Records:
::::
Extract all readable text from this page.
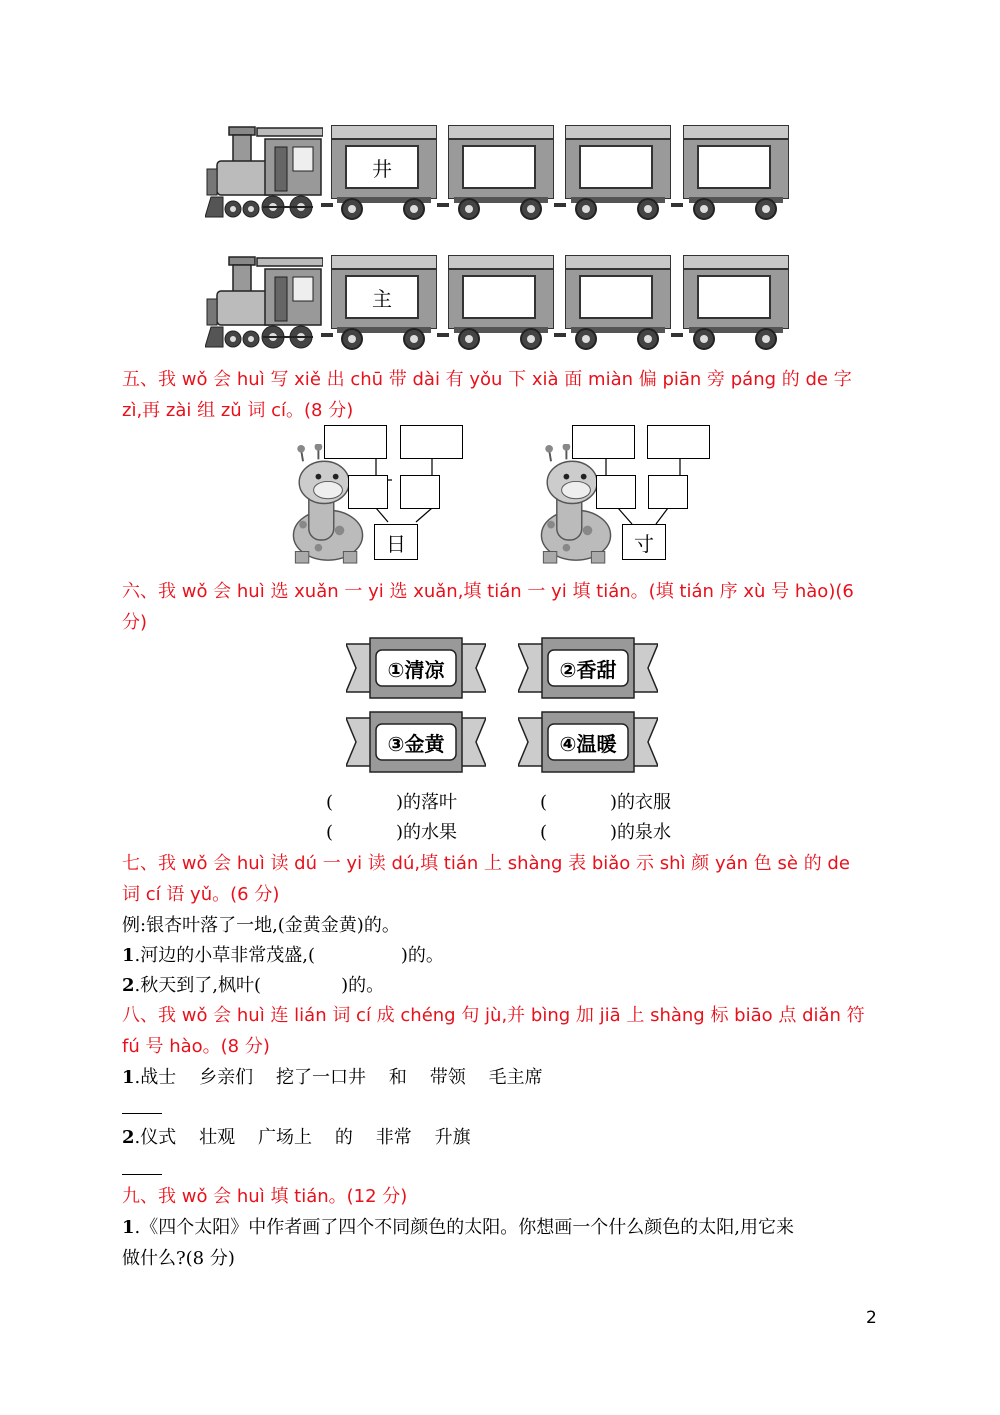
井
主
五、我 wǒ 会 huì 写 xiě 出 chū 带 dài 有 yǒu 下 xià 面 miàn 偏 piān 旁 páng 的 de 字
zì,再 zài 组 zǔ 词 cí。(8 分)
日	寸
六、我 wǒ 会 huì 选 xuǎn 一 yi 选 xuǎn,填 tián 一 yi 填 tián。(填 tián 序 xù 号 hào)(6
分)
①清凉	②香甜
③金黄	④温暖
(           )的落叶	(           )的衣服
(           )的水果	(           )的泉水
七、我 wǒ 会 huì 读 dú 一 yi 读 dú,填 tián 上 shàng 表 biǎo 示 shì 颜 yán 色 sè 的 de
词 cí 语 yǔ。(6 分)
例:银杏叶落了一地,(金黄金黄)的。
1.河边的小草非常茂盛,(               )的。
2.秋天到了,枫叶(              )的。
八、我 wǒ 会 huì 连 lián 词 cí 成 chéng 句 jù,并 bìng 加 jiā 上 shàng 标 biāo 点 diǎn 符
fú 号 hào。(8 分)
1.战士    乡亲们    挖了一口井    和    带领    毛主席
2.仪式    壮观    广场上    的    非常    升旗
九、我 wǒ 会 huì 填 tián。(12 分)
1.《四个太阳》中作者画了四个不同颜色的太阳。你想画一个什么颜色的太阳,用它来
做什么?(8 分)
2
::::
**Requirement:** Using the material above, return every line exactly as it appears, minus the pictures.

**Task answer:**
Extract all readable text from this page.
井
主
五、我 wǒ 会 huì 写 xiě 出 chū 带 dài 有 yǒu 下 xià 面 miàn 偏 piān 旁 páng 的 de 字
zì,再 zài 组 zǔ 词 cí。(8 分)
日	寸
六、我 wǒ 会 huì 选 xuǎn 一 yi 选 xuǎn,填 tián 一 yi 填 tián。(填 tián 序 xù 号 hào)(6
分)
①清凉	②香甜
③金黄	④温暖
(           )的落叶	(           )的衣服
(           )的水果	(           )的泉水
七、我 wǒ 会 huì 读 dú 一 yi 读 dú,填 tián 上 shàng 表 biǎo 示 shì 颜 yán 色 sè 的 de
词 cí 语 yǔ。(6 分)
例:银杏叶落了一地,(金黄金黄)的。
1.河边的小草非常茂盛,(               )的。
2.秋天到了,枫叶(              )的。
八、我 wǒ 会 huì 连 lián 词 cí 成 chéng 句 jù,并 bìng 加 jiā 上 shàng 标 biāo 点 diǎn 符
fú 号 hào。(8 分)
1.战士    乡亲们    挖了一口井    和    带领    毛主席
2.仪式    壮观    广场上    的    非常    升旗
九、我 wǒ 会 huì 填 tián。(12 分)
1.《四个太阳》中作者画了四个不同颜色的太阳。你想画一个什么颜色的太阳,用它来
做什么?(8 分)
2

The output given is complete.